▸ **What this task involves**
Find the string "efficiency" and gather every line that holds it.

▸ **Task inputs**
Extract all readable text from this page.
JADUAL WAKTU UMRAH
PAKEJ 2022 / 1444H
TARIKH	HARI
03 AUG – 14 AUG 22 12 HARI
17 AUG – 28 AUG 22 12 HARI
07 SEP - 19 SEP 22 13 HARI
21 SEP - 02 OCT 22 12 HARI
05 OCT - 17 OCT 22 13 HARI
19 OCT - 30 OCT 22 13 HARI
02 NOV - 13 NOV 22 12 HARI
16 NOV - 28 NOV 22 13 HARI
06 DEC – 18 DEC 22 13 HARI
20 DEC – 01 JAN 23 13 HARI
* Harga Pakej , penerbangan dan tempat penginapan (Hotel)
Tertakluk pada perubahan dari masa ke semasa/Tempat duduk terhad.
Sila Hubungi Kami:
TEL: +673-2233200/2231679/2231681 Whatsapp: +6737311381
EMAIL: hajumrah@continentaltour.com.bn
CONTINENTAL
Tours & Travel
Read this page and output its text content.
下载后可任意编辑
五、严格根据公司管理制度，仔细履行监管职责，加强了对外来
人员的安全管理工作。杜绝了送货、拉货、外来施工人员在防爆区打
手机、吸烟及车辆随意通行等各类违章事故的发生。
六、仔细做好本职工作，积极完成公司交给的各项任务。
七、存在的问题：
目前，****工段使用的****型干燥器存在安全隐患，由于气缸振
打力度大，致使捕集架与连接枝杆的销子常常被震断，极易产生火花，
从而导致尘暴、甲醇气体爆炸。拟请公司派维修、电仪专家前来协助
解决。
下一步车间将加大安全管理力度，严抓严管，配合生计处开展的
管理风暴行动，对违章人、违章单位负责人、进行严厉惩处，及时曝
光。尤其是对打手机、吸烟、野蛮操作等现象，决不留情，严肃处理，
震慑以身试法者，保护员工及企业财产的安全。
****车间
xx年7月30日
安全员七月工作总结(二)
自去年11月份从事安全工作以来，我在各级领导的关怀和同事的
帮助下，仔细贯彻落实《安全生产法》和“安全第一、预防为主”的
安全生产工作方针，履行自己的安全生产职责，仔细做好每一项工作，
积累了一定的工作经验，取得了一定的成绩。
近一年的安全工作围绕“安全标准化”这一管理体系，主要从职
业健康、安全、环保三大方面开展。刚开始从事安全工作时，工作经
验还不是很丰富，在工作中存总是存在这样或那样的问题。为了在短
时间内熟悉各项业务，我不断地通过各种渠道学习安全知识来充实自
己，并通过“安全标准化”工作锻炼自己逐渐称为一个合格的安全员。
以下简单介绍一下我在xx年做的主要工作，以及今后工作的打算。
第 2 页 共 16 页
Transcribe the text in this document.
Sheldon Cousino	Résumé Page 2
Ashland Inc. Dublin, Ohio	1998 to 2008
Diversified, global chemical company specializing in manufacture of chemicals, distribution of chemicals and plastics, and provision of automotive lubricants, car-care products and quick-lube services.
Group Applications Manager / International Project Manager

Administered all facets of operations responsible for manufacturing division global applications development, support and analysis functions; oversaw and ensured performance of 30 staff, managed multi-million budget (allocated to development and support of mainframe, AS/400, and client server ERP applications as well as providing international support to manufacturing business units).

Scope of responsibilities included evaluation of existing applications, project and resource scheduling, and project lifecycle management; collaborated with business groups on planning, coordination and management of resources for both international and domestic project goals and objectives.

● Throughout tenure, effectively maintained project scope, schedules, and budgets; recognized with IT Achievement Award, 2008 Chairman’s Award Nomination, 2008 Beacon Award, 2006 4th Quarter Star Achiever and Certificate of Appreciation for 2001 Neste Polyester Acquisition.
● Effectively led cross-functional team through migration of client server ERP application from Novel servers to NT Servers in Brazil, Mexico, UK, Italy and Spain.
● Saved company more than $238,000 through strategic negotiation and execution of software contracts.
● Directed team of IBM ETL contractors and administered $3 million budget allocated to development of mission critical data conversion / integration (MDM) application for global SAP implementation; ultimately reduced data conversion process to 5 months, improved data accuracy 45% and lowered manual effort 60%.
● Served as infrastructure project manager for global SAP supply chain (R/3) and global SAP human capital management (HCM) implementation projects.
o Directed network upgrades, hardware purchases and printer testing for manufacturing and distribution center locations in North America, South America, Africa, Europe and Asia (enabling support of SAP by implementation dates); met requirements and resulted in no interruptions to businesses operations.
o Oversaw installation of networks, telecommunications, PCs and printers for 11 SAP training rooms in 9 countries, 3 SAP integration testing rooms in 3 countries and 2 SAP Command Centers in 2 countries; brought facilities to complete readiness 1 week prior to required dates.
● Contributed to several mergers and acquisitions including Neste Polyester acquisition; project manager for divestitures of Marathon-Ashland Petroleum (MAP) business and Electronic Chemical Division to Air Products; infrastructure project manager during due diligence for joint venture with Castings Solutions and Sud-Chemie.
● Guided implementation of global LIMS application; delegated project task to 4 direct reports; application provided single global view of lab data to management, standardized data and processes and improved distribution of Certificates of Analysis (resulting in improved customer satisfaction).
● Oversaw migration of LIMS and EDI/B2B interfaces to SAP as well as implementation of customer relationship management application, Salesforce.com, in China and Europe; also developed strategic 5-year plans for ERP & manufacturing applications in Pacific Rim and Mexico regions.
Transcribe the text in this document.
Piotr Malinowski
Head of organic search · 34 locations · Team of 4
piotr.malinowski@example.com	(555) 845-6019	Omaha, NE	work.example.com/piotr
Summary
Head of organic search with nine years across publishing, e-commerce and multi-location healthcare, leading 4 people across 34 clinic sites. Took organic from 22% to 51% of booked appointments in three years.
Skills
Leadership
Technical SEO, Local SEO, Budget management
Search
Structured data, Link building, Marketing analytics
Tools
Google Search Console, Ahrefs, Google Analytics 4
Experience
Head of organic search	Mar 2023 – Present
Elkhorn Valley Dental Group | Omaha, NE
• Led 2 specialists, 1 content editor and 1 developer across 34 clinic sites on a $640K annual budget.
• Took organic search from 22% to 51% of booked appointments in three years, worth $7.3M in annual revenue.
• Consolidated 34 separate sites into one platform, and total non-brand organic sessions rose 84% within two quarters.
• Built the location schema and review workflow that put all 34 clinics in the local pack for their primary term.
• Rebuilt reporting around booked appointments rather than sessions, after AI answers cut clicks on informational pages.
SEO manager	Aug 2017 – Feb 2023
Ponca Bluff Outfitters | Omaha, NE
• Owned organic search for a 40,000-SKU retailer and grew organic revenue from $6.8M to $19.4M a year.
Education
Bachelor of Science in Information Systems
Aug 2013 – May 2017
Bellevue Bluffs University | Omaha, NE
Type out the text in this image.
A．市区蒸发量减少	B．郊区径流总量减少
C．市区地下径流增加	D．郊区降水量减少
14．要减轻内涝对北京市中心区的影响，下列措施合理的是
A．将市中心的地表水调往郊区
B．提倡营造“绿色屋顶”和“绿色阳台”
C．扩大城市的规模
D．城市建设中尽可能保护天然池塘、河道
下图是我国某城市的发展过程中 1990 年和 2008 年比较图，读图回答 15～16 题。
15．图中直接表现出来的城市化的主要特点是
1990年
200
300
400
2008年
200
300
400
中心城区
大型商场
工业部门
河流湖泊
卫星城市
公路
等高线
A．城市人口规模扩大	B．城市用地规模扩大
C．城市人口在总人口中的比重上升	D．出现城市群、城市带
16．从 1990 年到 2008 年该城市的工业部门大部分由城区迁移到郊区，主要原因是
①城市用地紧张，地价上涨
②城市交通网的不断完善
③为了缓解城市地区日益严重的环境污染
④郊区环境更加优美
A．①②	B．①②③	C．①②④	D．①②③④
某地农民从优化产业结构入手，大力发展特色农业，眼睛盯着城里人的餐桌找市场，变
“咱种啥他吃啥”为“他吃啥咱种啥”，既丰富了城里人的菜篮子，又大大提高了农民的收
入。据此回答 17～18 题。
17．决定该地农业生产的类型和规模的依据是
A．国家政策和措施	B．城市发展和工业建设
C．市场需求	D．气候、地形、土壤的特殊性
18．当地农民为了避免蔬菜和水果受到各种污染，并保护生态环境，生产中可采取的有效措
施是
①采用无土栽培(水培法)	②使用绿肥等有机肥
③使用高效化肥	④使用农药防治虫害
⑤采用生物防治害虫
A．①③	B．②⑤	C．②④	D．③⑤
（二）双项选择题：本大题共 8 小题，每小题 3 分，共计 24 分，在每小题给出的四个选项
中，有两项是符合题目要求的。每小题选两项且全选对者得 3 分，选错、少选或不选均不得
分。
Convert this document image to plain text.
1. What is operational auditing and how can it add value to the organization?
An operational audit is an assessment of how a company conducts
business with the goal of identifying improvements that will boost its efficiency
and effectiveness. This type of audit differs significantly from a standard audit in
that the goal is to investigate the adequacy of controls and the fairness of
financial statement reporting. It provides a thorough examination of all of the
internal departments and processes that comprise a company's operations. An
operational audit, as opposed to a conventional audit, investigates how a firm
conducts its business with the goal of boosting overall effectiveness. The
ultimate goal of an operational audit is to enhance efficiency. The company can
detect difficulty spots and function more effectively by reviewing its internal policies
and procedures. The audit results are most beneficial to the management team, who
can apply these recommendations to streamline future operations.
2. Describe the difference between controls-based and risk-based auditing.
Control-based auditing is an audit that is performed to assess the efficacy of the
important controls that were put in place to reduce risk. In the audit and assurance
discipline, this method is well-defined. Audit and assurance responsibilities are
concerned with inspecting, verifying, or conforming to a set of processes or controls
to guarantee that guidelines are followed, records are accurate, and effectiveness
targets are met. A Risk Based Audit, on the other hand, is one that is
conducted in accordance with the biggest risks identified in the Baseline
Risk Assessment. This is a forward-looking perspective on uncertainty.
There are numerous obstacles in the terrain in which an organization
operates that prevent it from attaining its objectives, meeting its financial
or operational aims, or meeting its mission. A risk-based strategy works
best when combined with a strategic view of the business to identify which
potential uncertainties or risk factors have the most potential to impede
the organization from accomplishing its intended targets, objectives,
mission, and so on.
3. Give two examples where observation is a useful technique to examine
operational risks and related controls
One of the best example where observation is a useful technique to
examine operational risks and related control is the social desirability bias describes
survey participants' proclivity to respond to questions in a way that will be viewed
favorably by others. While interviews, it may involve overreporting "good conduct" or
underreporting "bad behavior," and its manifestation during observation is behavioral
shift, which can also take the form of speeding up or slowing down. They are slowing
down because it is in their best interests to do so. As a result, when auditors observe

▸ **Response to the task**
business with the goal of identifying improvements that will boost its efficiency
ultimate goal of an operational audit is to enhance efficiency. The company can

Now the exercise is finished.